• [Given exercise] Tally each line where the word "Cash" occurs, then give only the total.

Saved data entries

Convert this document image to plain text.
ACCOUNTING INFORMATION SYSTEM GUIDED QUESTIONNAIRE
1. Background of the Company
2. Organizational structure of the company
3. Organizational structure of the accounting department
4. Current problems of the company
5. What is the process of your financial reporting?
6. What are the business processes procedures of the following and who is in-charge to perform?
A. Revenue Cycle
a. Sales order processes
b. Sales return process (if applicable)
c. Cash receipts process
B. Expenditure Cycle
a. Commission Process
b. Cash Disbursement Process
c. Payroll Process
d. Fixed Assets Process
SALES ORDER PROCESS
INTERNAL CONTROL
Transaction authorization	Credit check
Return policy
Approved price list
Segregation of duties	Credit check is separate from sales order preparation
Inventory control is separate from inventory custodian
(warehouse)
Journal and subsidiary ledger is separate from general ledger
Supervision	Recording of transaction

• [Result below] 2